Omit the pictures and output every entry below exactly as written.

## Begin

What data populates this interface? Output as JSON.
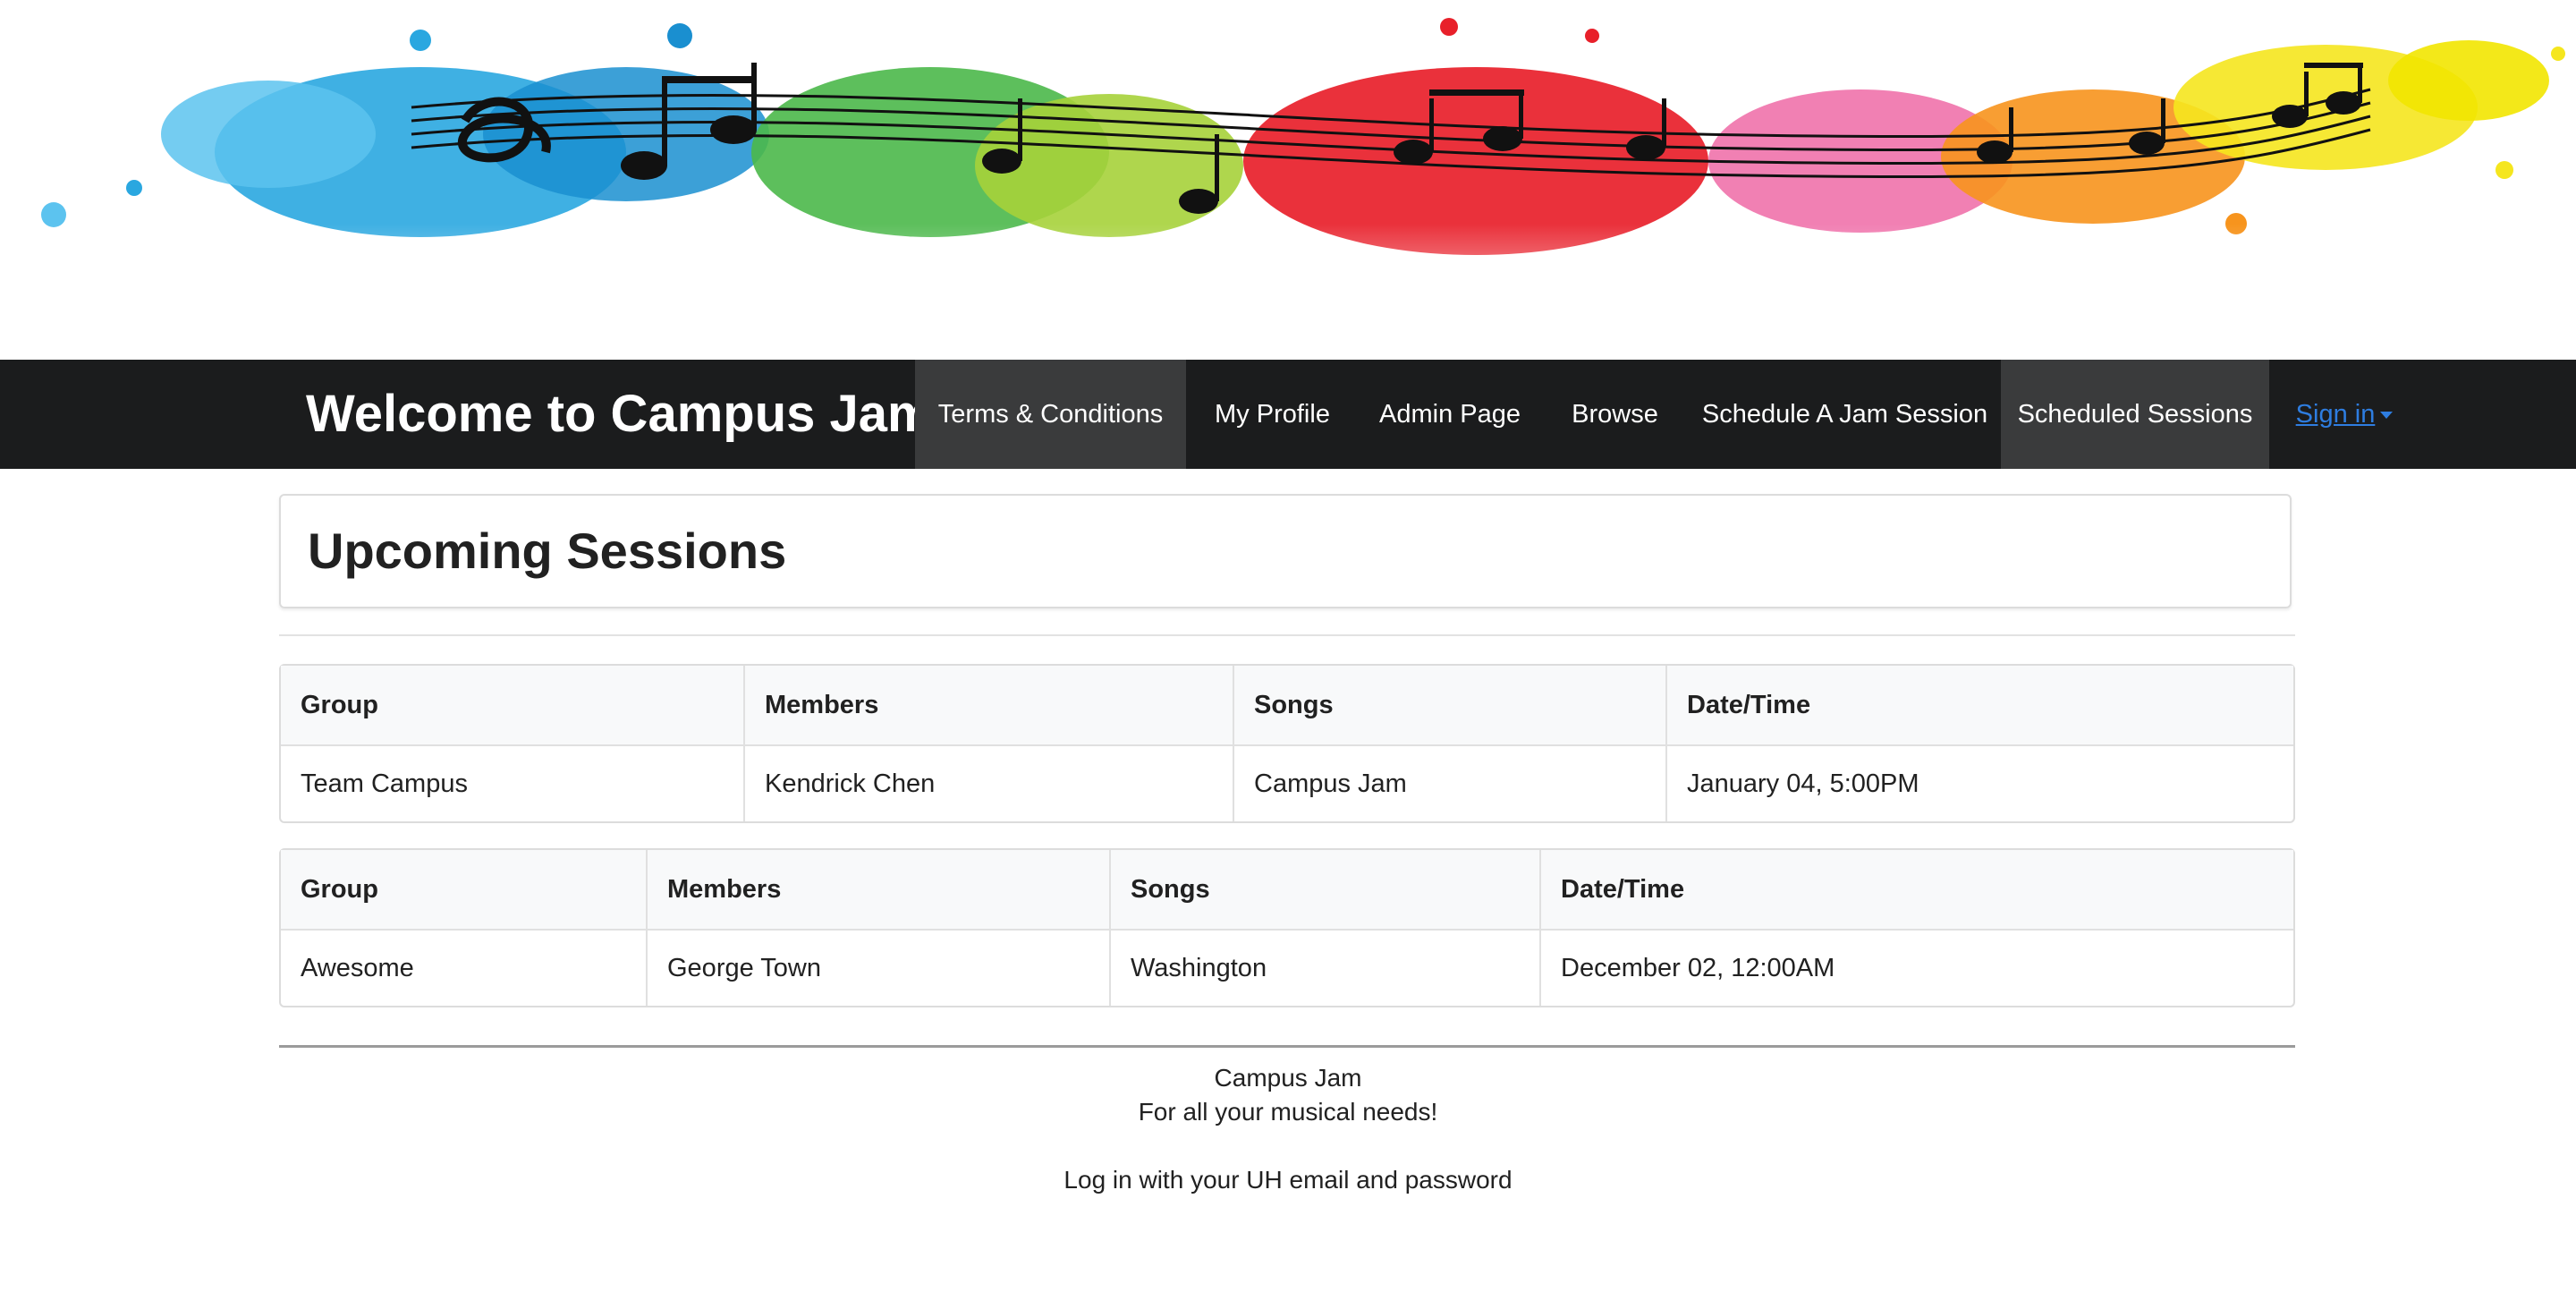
{
  "navbar": {
    "brand": "Welcome to Campus Jam!",
    "items": [
      {
        "label": "Terms & Conditions",
        "active": true
      },
      {
        "label": "My Profile",
        "active": false
      },
      {
        "label": "Admin Page",
        "active": false
      },
      {
        "label": "Browse",
        "active": false
      },
      {
        "label": "Schedule A Jam Session",
        "active": false
      },
      {
        "label": "Scheduled Sessions",
        "active": true
      }
    ],
    "signin": "Sign in"
  },
  "main": {
    "title": "Upcoming Sessions",
    "tables": [
      {
        "headers": [
          "Group",
          "Members",
          "Songs",
          "Date/Time"
        ],
        "rows": [
          [
            "Team Campus",
            "Kendrick Chen",
            "Campus Jam",
            "January 04, 5:00PM"
          ]
        ]
      },
      {
        "headers": [
          "Group",
          "Members",
          "Songs",
          "Date/Time"
        ],
        "rows": [
          [
            "Awesome",
            "George Town",
            "Washington",
            "December 02, 12:00AM"
          ]
        ]
      }
    ]
  },
  "footer": {
    "line1": "Campus Jam",
    "line2": "For all your musical needs!",
    "line3": "Log in with your UH email and password"
  },
  "colors": {
    "navbar_bg": "#1b1c1d",
    "nav_active_bg": "#3a3b3c",
    "signin_link": "#2e7de0"
  }
}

## End

• _Reply_:
What data populates this interface? Output as JSON.
{
  "navbar": {
    "brand": "Welcome to Campus Jam!",
    "items": [
      {
        "label": "Terms & Conditions",
        "active": true
      },
      {
        "label": "My Profile",
        "active": false
      },
      {
        "label": "Admin Page",
        "active": false
      },
      {
        "label": "Browse",
        "active": false
      },
      {
        "label": "Schedule A Jam Session",
        "active": false
      },
      {
        "label": "Scheduled Sessions",
        "active": true
      }
    ],
    "signin": "Sign in"
  },
  "main": {
    "title": "Upcoming Sessions",
    "tables": [
      {
        "headers": [
          "Group",
          "Members",
          "Songs",
          "Date/Time"
        ],
        "rows": [
          [
            "Team Campus",
            "Kendrick Chen",
            "Campus Jam",
            "January 04, 5:00PM"
          ]
        ]
      },
      {
        "headers": [
          "Group",
          "Members",
          "Songs",
          "Date/Time"
        ],
        "rows": [
          [
            "Awesome",
            "George Town",
            "Washington",
            "December 02, 12:00AM"
          ]
        ]
      }
    ]
  },
  "footer": {
    "line1": "Campus Jam",
    "line2": "For all your musical needs!",
    "line3": "Log in with your UH email and password"
  },
  "colors": {
    "navbar_bg": "#1b1c1d",
    "nav_active_bg": "#3a3b3c",
    "signin_link": "#2e7de0"
  }
}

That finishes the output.